→ **Extracted material**
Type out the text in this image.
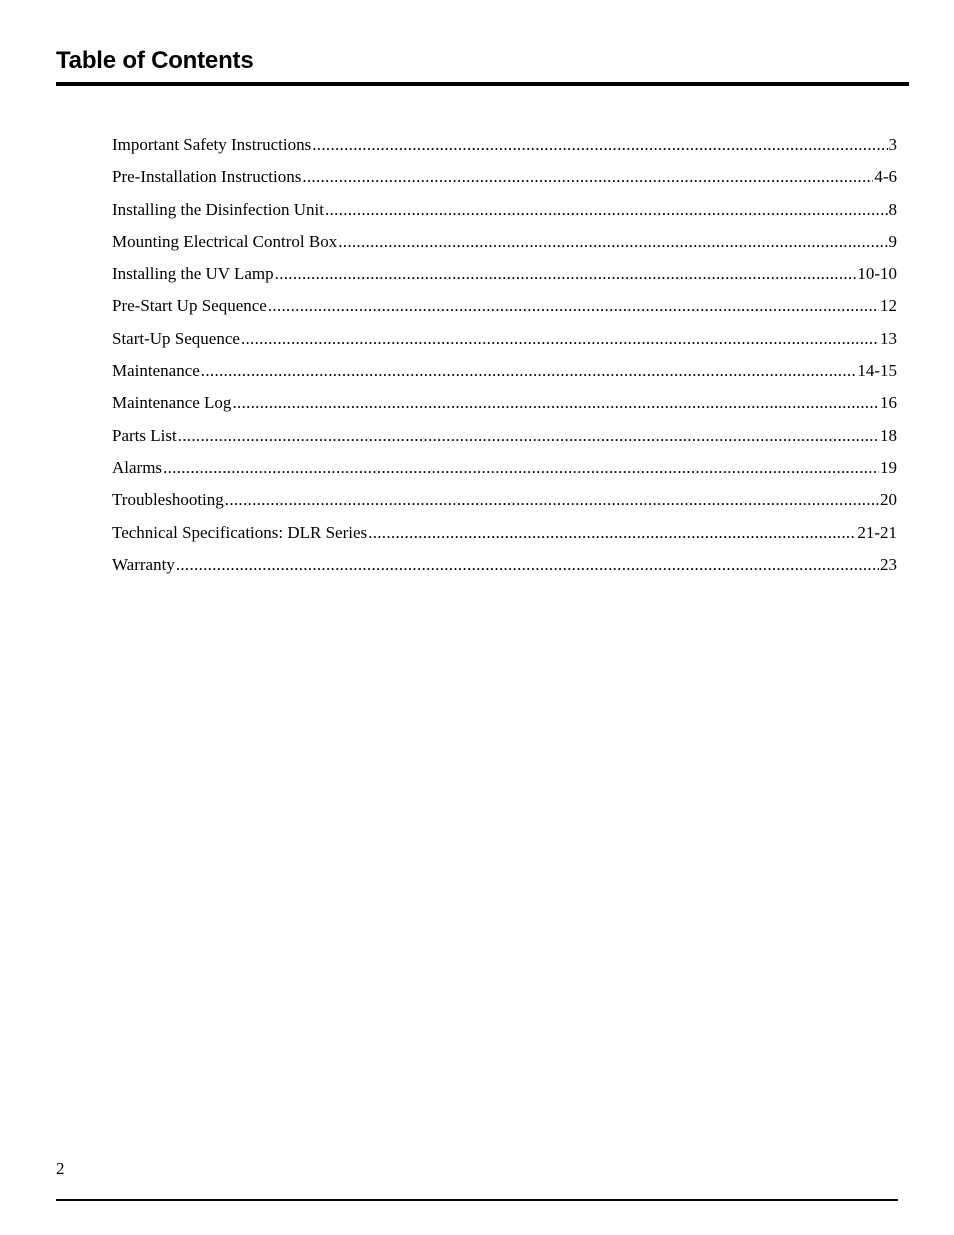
Table of Contents
Important Safety Instructions .....	3
Pre-Installation Instructions .....	4-6
Installing the Disinfection Unit .....	8
Mounting Electrical Control Box .....	9
Installing the UV Lamp .....	10-10
Pre-Start Up Sequence .....	12
Start-Up Sequence .....	13
Maintenance .....	14-15
Maintenance Log .....	16
Parts List .....	18
Alarms .....	19
Troubleshooting .....	20
Technical Specifications: DLR Series .....	21-21
Warranty .....	23
2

→ **Exercise goal**
Output every entry exactly as given; pictures are not part of the copy.

→ **Expected output**
Type out the text in this image.
Table of Contents
Important Safety Instructions .....	3
Pre-Installation Instructions .....	4-6
Installing the Disinfection Unit .....	8
Mounting Electrical Control Box .....	9
Installing the UV Lamp .....	10-10
Pre-Start Up Sequence .....	12
Start-Up Sequence .....	13
Maintenance .....	14-15
Maintenance Log .....	16
Parts List .....	18
Alarms .....	19
Troubleshooting .....	20
Technical Specifications: DLR Series .....	21-21
Warranty .....	23
2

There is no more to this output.